**WRITTEN TASKS**
**A)** In the records, starting with the first line and going on through the line with "itemize the components", swap every "width-cell" for "width-value" and leave everything else unchanged. Leave the pictures out of your answer.
**B)** Finish out the next part of the Crooks v. Maynard appeals court opinion.

**SELECTED EXTRACT**
Crooks v. Maynard

Decision Date24 June 1987
Docket NumberNo. 86-3629,86-3629
Citation820 F.2d 329
PartiesDonna CROOKS and Brenda Holmes, Petitioners-Appellants, v. Honorable John H. MAYNARD, Respondent-Appellee.
CourtU.S. Court of Appeals — Ninth Circuit

William J. Tway, Anton Hohler, Boise, Idaho, for petitioners-appellants.

Brian K. Julian, Kathryn A. Sticklen, Boise, Idaho, for respondent-appellee.

Appeal from the United States District Court for the District of Idaho.

Before SNEED and HALL, Circuit Judges, and STEPHENS, * District Judge.

SNEED, Circuit Judge:

The plaintiffs, Donna Crooks and Brenda Holmes, brought 42 U.S.C. Sec. 1983 actions against Idaho District Judge John H. Maynard. The plaintiffs claimed that Judge Maynard violated their constitutional rights to procedural due process by jailing them pursuant to a contempt order. The district court, upon the filing of a stipulation of undisputed facts, found that Judge Maynard was immune from liability and granted summary judgment in his favor. We affirm.

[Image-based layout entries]
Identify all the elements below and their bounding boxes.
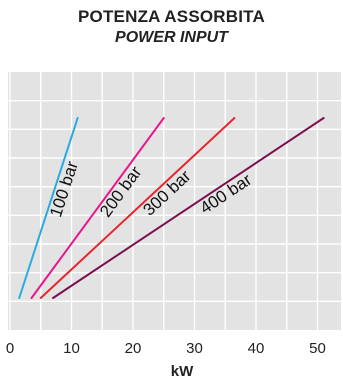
series-line-200-bar bbox=[30, 117, 165, 299]
x-tick-label: 30 bbox=[186, 340, 203, 357]
x-tick-labels: 0 10 20 30 40 50 bbox=[6, 340, 326, 357]
chart-subtitle: POWER INPUT bbox=[115, 29, 228, 46]
x-axis-label: kW bbox=[171, 363, 194, 380]
chart-title: POTENZA ASSORBITA bbox=[78, 7, 265, 26]
series-line-100-bar bbox=[18, 117, 79, 299]
series-line-400-bar bbox=[52, 117, 325, 299]
series-lines bbox=[18, 117, 325, 299]
series-line-300-bar bbox=[39, 117, 236, 299]
x-tick-label: 20 bbox=[125, 340, 142, 357]
x-tick-label: 10 bbox=[63, 340, 80, 357]
x-tick-label: 40 bbox=[248, 340, 265, 357]
plot-area bbox=[8, 72, 341, 330]
grid bbox=[8, 72, 341, 330]
x-tick-label: 50 bbox=[309, 340, 326, 357]
x-tick-label: 0 bbox=[6, 340, 14, 357]
chart-titles: POTENZA ASSORBITA POWER INPUT bbox=[0, 6, 343, 48]
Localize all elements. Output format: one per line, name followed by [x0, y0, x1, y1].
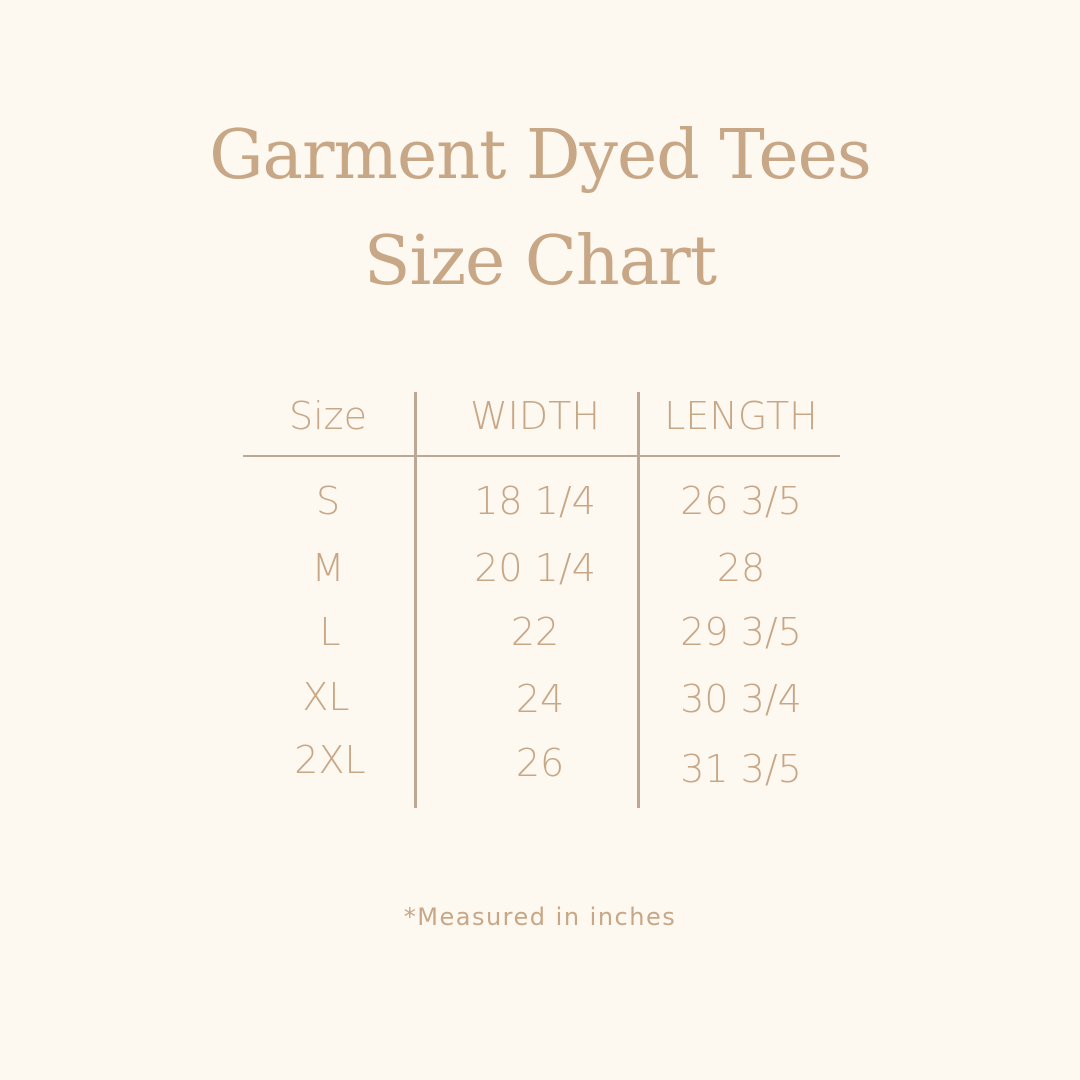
size-cell: M — [311, 546, 345, 590]
column-divider-1 — [414, 392, 417, 808]
title-line-2: Size Chart — [363, 222, 717, 301]
footnote: *Measured in inches — [403, 903, 677, 931]
header-length: LENGTH — [664, 394, 818, 438]
length-cell: 28 — [716, 546, 766, 590]
length-cell: 30 3/4 — [680, 677, 802, 721]
header-width: WIDTH — [470, 394, 600, 438]
size-cell: XL — [302, 675, 350, 719]
length-cell: 31 3/5 — [680, 747, 802, 791]
title-line-1: Garment Dyed Tees — [209, 116, 872, 195]
width-cell: 24 — [515, 677, 565, 721]
width-cell: 20 1/4 — [474, 546, 596, 590]
header-size: Size — [288, 394, 367, 438]
header-divider — [243, 455, 840, 457]
column-divider-2 — [637, 392, 640, 808]
length-cell: 26 3/5 — [680, 479, 802, 523]
size-cell: L — [319, 610, 341, 654]
length-cell: 29 3/5 — [680, 610, 802, 654]
size-cell: S — [315, 479, 341, 523]
width-cell: 22 — [510, 610, 560, 654]
size-cell: 2XL — [294, 738, 366, 782]
width-cell: 26 — [515, 741, 565, 785]
width-cell: 18 1/4 — [474, 479, 596, 523]
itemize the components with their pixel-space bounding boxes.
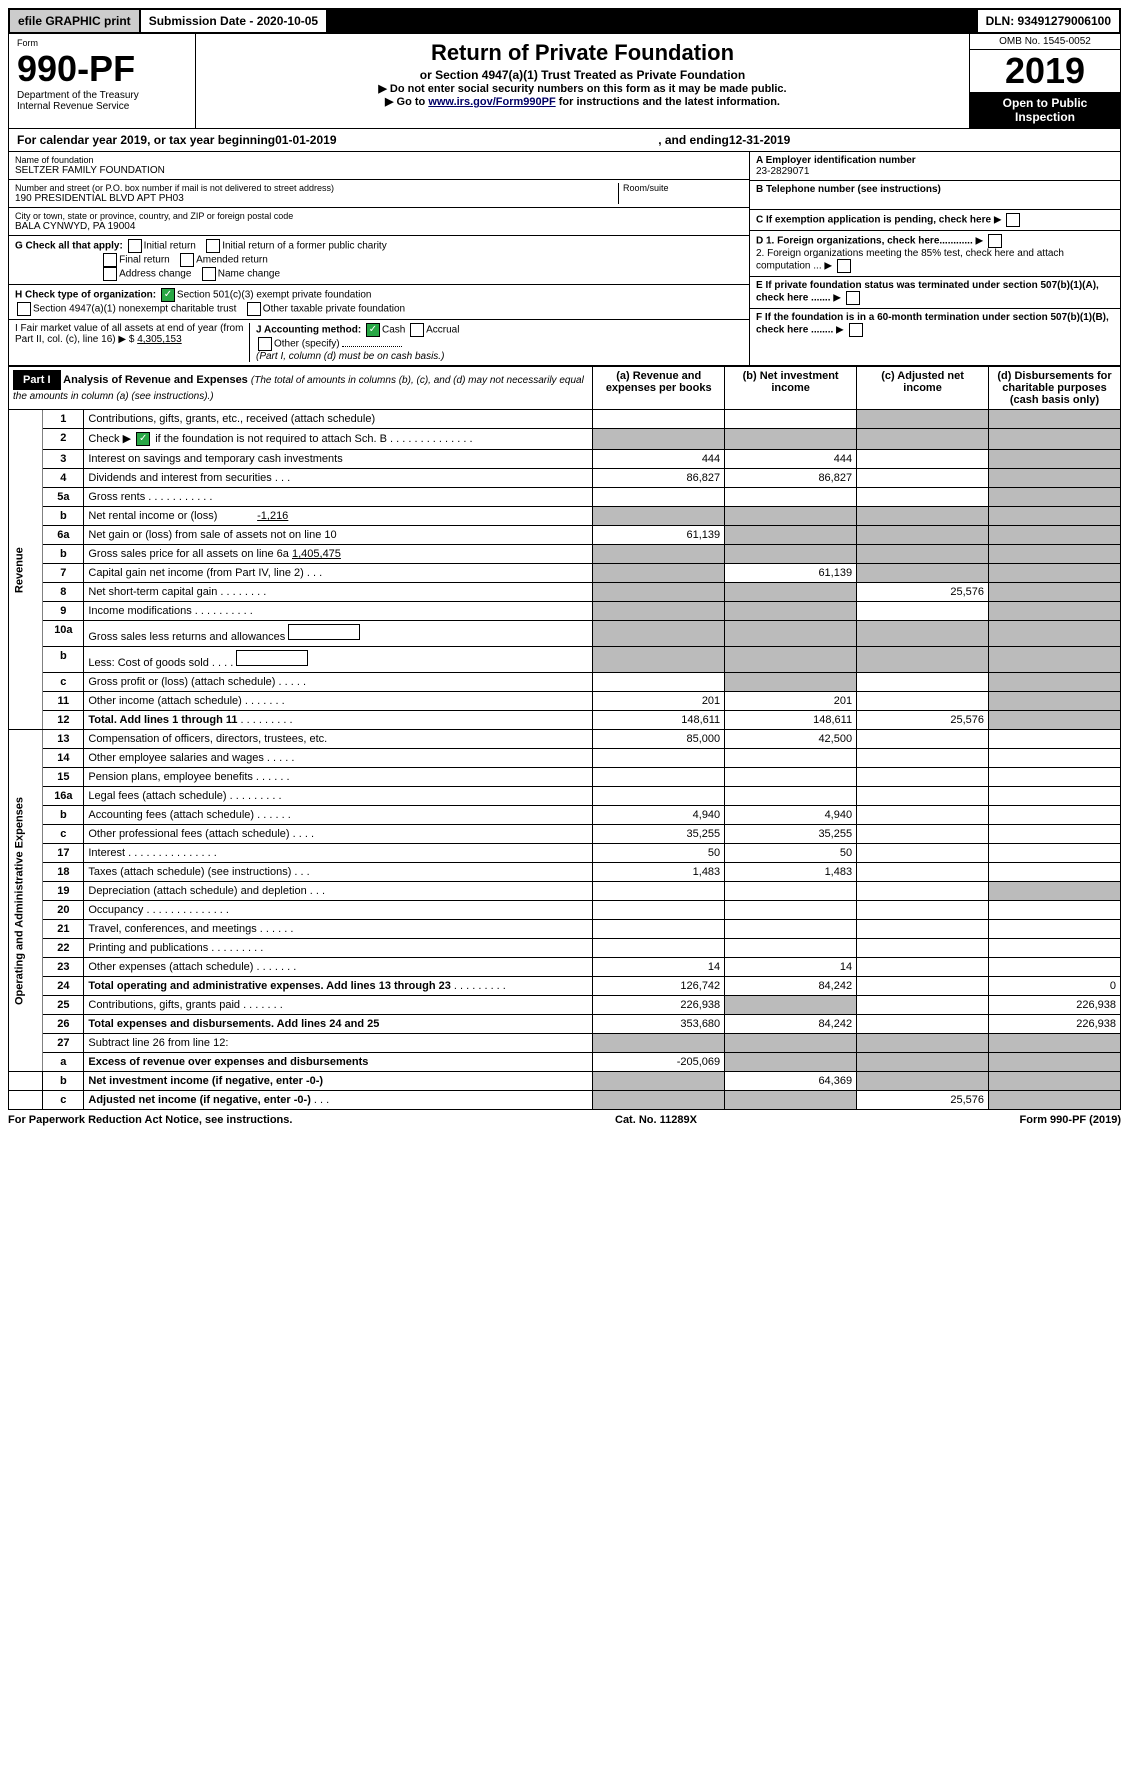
cat-no: Cat. No. 11289X xyxy=(615,1114,697,1126)
efile-button[interactable]: efile GRAPHIC print xyxy=(10,10,139,32)
col-c-header: (c) Adjusted net income xyxy=(857,367,989,410)
checkbox-name-change[interactable] xyxy=(202,267,216,281)
street-cell: Number and street (or P.O. box number if… xyxy=(9,180,749,208)
checkbox-501c3[interactable] xyxy=(161,288,175,302)
header-center: Return of Private Foundation or Section … xyxy=(196,34,969,128)
checkbox-initial-return[interactable] xyxy=(128,239,142,253)
checkbox-cash[interactable] xyxy=(366,323,380,337)
note-link: ▶ Go to www.irs.gov/Form990PF for instru… xyxy=(200,95,965,108)
checkbox-c[interactable] xyxy=(1006,213,1020,227)
foundation-name-cell: Name of foundation SELTZER FAMILY FOUNDA… xyxy=(9,152,749,180)
open-public: Open to Public Inspection xyxy=(970,92,1120,128)
irs-link[interactable]: www.irs.gov/Form990PF xyxy=(428,96,555,108)
checkbox-other-taxable[interactable] xyxy=(247,302,261,316)
dln: DLN: 93491279006100 xyxy=(978,10,1119,32)
checkbox-d2[interactable] xyxy=(837,259,851,273)
checkbox-other-method[interactable] xyxy=(258,337,272,351)
f-cell: F If the foundation is in a 60-month ter… xyxy=(750,309,1120,340)
irs-label: Internal Revenue Service xyxy=(17,101,187,112)
submission-date: Submission Date - 2020-10-05 xyxy=(141,10,326,32)
calendar-year-row: For calendar year 2019, or tax year begi… xyxy=(8,129,1121,152)
street-address: 190 PRESIDENTIAL BLVD APT PH03 xyxy=(15,193,618,204)
col-a-header: (a) Revenue and expenses per books xyxy=(593,367,725,410)
paperwork-notice: For Paperwork Reduction Act Notice, see … xyxy=(8,1114,292,1126)
g-check-cell: G Check all that apply: Initial return I… xyxy=(9,236,749,285)
ein-cell: A Employer identification number 23-2829… xyxy=(750,152,1120,181)
form-footer: Form 990-PF (2019) xyxy=(1020,1114,1121,1126)
ein-value: 23-2829071 xyxy=(756,166,809,177)
foundation-name: SELTZER FAMILY FOUNDATION xyxy=(15,165,743,176)
expenses-side-label: Operating and Administrative Expenses xyxy=(9,730,43,1072)
room-label: Room/suite xyxy=(623,183,743,193)
h-check-cell: H Check type of organization: Section 50… xyxy=(9,285,749,320)
e-cell: E If private foundation status was termi… xyxy=(750,277,1120,309)
omb-number: OMB No. 1545-0052 xyxy=(970,34,1120,50)
i-j-cell: I Fair market value of all assets at end… xyxy=(9,320,749,365)
header-right: OMB No. 1545-0052 2019 Open to Public In… xyxy=(969,34,1120,128)
checkbox-final-return[interactable] xyxy=(103,253,117,267)
form-title: Return of Private Foundation xyxy=(200,40,965,66)
c-cell: C If exemption application is pending, c… xyxy=(750,210,1120,231)
form-number: 990-PF xyxy=(17,48,187,90)
part1-title: Analysis of Revenue and Expenses xyxy=(63,374,248,386)
checkbox-e[interactable] xyxy=(846,291,860,305)
checkbox-address-change[interactable] xyxy=(103,267,117,281)
header-left: Form 990-PF Department of the Treasury I… xyxy=(9,34,196,128)
analysis-table: Part I Analysis of Revenue and Expenses … xyxy=(8,366,1121,1110)
tax-year: 2019 xyxy=(970,50,1120,92)
note-ssn: ▶ Do not enter social security numbers o… xyxy=(200,82,965,95)
year-end: 12-31-2019 xyxy=(729,133,790,147)
part1-header: Part I xyxy=(13,370,61,390)
top-bar: efile GRAPHIC print Submission Date - 20… xyxy=(8,8,1121,34)
checkbox-4947a1[interactable] xyxy=(17,302,31,316)
dept-treasury: Department of the Treasury xyxy=(17,90,187,101)
checkbox-sch-b[interactable] xyxy=(136,432,150,446)
checkbox-d1[interactable] xyxy=(988,234,1002,248)
revenue-side-label: Revenue xyxy=(9,410,43,730)
d-cell: D 1. Foreign organizations, check here..… xyxy=(750,231,1120,277)
year-begin: 01-01-2019 xyxy=(275,133,336,147)
info-grid: Name of foundation SELTZER FAMILY FOUNDA… xyxy=(8,152,1121,366)
form-label: Form xyxy=(17,38,187,48)
phone-cell: B Telephone number (see instructions) xyxy=(750,181,1120,210)
city-cell: City or town, state or province, country… xyxy=(9,208,749,236)
col-b-header: (b) Net investment income xyxy=(725,367,857,410)
checkbox-amended[interactable] xyxy=(180,253,194,267)
checkbox-f[interactable] xyxy=(849,323,863,337)
form-subtitle: or Section 4947(a)(1) Trust Treated as P… xyxy=(200,68,965,82)
checkbox-initial-former[interactable] xyxy=(206,239,220,253)
form-header: Form 990-PF Department of the Treasury I… xyxy=(8,34,1121,129)
fmv-value: 4,305,153 xyxy=(137,334,182,345)
footer: For Paperwork Reduction Act Notice, see … xyxy=(8,1110,1121,1126)
city-state-zip: BALA CYNWYD, PA 19004 xyxy=(15,221,743,232)
checkbox-accrual[interactable] xyxy=(410,323,424,337)
col-d-header: (d) Disbursements for charitable purpose… xyxy=(989,367,1121,410)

**ANSWER SET**
**A)**
Identify all the elements below and their bounding boxes.
series-line-200-bar bbox=[30, 117, 165, 299]
x-tick-label: 30 bbox=[186, 340, 203, 357]
x-tick-labels: 0 10 20 30 40 50 bbox=[6, 340, 326, 357]
chart-subtitle: POWER INPUT bbox=[115, 29, 228, 46]
x-axis-label: kW bbox=[171, 363, 194, 380]
chart-title: POTENZA ASSORBITA bbox=[78, 7, 265, 26]
series-line-100-bar bbox=[18, 117, 79, 299]
series-line-400-bar bbox=[52, 117, 325, 299]
series-lines bbox=[18, 117, 325, 299]
series-line-300-bar bbox=[39, 117, 236, 299]
x-tick-label: 20 bbox=[125, 340, 142, 357]
x-tick-label: 10 bbox=[63, 340, 80, 357]
x-tick-label: 40 bbox=[248, 340, 265, 357]
plot-area bbox=[8, 72, 341, 330]
grid bbox=[8, 72, 341, 330]
x-tick-label: 50 bbox=[309, 340, 326, 357]
x-tick-label: 0 bbox=[6, 340, 14, 357]
chart-titles: POTENZA ASSORBITA POWER INPUT bbox=[0, 6, 343, 48]
Localize all elements. Output format: one per line, name followed by [x0, y0, x1, y1].
size-cell: M — [311, 546, 345, 590]
column-divider-1 — [414, 392, 417, 808]
title-line-2: Size Chart — [363, 222, 717, 301]
footnote: *Measured in inches — [403, 903, 677, 931]
header-length: LENGTH — [664, 394, 818, 438]
length-cell: 28 — [716, 546, 766, 590]
length-cell: 30 3/4 — [680, 677, 802, 721]
header-width: WIDTH — [470, 394, 600, 438]
size-cell: XL — [302, 675, 350, 719]
length-cell: 31 3/5 — [680, 747, 802, 791]
title-line-1: Garment Dyed Tees — [209, 116, 872, 195]
width-value: 24 — [515, 677, 565, 721]
width-value: 20 1/4 — [474, 546, 596, 590]
header-size: Size — [288, 394, 367, 438]
header-divider — [243, 455, 840, 457]
column-divider-2 — [637, 392, 640, 808]
length-cell: 26 3/5 — [680, 479, 802, 523]
size-cell: L — [319, 610, 341, 654]
length-cell: 29 3/5 — [680, 610, 802, 654]
size-cell: S — [315, 479, 341, 523]
width-value: 22 — [510, 610, 560, 654]
size-cell: 2XL — [294, 738, 366, 782]
width-value: 26 — [515, 741, 565, 785]
width-value: 18 1/4 — [474, 479, 596, 523]
itemize the components with their pixel-space bounding boxes.

**B)**
I. FACTS AND PROCEEDINGS BELOW

At all times relevant to this case, John Maynard was a duly elected district judge for the Second Judicial District of the State of Idaho. Judge Maynard also served as Administrative District Judge (a not unusual but troublesome title nonetheless) of that district. Donna Crooks was the duly appointed clerk of the district court for Nez Perce County. Apparently the troubles began in April 1985 when Crooks hired Brenda Holmes to assist her in the coordination, organization and evaluation of the deputy clerks. Holmes was hired without the knowledge of Judge Maynard and without the opportunity for any judge to appraise her qualifications and integrity. On April 23, 1985, Judge Maynard, after learning of Holmes' hiring, issued an administrative order providing that Holmes "shall perform no duties connected with the operations of the courts nor shall she interfere with the manner that the deputy clerks perform their duties." Excerpt of Record at 11. The order further required that Crooks "submit a plan whereby the working conditions be restored to their former excellent status or in the alternative, withdraw from further interference with the deputy clerks [sic] pursuit of their lawful duties." Id.

On April 25, 1985, Crooks and Holmes went to the second floor of the Nez Perce County Courthouse. While they were in the hallway adjacent to the clerk's office, Judge Maynard ordered them to leave the second floor area because they were in violation of his April 23 order. He warned them that they would be held in contempt if they did not leave. When they refused to leave the area, Judge Maynard ordered the plaintiffs jailed for contempt. They were released the following day by order of the Idaho Supreme Court upon their application for a writ of habeas corpus.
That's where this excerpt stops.